Where does the string "finite" appear in the records? Copy every line that contains it.

=== Supplied data ===
########################################

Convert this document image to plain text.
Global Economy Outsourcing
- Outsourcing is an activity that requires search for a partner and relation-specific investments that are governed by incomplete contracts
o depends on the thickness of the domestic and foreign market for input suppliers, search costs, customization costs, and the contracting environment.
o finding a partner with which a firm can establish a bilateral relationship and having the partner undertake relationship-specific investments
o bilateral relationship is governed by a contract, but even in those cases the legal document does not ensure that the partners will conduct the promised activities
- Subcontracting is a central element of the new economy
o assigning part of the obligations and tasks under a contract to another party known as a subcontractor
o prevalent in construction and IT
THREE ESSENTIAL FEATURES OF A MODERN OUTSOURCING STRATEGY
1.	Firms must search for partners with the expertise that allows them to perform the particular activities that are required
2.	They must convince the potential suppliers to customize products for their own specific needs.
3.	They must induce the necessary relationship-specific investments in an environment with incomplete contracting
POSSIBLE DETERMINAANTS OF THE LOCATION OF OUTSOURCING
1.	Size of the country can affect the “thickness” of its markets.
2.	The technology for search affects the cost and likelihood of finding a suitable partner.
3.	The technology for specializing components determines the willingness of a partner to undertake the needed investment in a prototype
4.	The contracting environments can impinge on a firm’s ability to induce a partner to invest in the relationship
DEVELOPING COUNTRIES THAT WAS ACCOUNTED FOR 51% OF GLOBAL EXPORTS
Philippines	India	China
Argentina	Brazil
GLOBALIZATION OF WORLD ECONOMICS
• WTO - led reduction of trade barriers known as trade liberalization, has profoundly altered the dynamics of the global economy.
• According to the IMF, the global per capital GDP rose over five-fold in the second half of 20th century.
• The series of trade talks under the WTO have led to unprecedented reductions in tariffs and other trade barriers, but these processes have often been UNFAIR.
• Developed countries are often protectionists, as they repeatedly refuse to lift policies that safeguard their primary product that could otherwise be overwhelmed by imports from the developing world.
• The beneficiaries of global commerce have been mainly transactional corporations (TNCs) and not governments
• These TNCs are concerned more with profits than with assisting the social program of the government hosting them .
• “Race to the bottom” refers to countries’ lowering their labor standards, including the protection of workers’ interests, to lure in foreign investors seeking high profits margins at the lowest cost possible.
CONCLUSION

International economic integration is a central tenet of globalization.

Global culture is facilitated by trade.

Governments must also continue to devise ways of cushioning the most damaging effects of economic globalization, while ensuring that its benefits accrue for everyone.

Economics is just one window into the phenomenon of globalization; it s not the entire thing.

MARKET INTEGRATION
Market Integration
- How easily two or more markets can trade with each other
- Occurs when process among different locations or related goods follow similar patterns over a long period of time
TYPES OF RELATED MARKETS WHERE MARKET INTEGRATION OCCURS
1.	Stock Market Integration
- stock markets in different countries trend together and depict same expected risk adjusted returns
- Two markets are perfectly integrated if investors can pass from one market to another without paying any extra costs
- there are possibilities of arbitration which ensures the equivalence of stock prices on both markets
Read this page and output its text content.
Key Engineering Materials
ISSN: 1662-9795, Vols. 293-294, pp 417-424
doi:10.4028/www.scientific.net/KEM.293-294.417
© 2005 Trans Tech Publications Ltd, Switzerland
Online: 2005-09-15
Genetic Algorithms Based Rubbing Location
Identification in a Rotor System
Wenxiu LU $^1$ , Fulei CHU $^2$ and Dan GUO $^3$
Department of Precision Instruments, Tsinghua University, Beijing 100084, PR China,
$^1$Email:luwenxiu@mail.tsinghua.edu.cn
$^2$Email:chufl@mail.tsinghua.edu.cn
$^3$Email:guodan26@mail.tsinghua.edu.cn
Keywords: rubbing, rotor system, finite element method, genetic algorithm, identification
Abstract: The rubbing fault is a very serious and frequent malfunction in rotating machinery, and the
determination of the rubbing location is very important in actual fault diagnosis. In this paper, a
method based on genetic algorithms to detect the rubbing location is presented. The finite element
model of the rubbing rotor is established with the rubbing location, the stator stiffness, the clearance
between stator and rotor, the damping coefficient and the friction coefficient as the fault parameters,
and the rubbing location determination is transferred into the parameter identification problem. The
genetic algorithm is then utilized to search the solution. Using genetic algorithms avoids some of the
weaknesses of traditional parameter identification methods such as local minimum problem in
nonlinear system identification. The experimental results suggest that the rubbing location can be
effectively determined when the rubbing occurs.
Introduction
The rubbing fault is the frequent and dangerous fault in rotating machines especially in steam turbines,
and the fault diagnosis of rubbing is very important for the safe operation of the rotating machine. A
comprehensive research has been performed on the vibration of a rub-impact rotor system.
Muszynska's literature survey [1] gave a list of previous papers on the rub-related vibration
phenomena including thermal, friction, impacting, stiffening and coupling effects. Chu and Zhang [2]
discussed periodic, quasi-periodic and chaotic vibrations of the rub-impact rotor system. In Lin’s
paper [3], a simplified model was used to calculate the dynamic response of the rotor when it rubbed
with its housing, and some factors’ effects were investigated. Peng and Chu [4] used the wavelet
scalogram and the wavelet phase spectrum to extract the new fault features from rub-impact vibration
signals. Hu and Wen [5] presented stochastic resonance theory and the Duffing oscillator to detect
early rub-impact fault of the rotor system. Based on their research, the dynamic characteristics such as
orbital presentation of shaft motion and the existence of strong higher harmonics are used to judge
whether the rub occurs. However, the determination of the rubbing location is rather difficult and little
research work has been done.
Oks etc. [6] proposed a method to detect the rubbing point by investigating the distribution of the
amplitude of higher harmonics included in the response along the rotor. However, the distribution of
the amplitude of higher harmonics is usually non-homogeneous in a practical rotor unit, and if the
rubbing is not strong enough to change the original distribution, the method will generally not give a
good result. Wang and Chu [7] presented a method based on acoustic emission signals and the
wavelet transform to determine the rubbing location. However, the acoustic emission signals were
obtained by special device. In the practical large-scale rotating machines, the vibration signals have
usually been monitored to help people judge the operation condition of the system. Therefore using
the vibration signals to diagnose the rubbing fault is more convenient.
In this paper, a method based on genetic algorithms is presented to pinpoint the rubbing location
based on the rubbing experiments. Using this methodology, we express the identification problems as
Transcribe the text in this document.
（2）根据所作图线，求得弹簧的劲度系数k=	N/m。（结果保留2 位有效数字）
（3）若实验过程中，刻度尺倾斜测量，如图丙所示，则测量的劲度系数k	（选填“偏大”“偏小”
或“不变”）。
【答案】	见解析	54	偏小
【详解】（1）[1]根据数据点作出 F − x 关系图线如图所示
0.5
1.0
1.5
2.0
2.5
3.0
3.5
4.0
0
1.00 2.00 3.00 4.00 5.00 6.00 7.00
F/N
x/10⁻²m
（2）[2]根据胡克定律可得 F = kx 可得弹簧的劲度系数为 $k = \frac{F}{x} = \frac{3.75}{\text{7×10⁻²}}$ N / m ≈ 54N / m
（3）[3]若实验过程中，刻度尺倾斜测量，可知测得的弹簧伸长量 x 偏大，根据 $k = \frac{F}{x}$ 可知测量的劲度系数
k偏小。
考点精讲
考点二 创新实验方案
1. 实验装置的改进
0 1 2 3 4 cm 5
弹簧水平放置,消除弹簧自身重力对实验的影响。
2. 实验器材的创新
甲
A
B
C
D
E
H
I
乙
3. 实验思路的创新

########################################

=== Problem solution ===
Keywords: rubbing, rotor system, finite element method, genetic algorithm, identification
method based on genetic algorithms to detect the rubbing location is presented. The finite element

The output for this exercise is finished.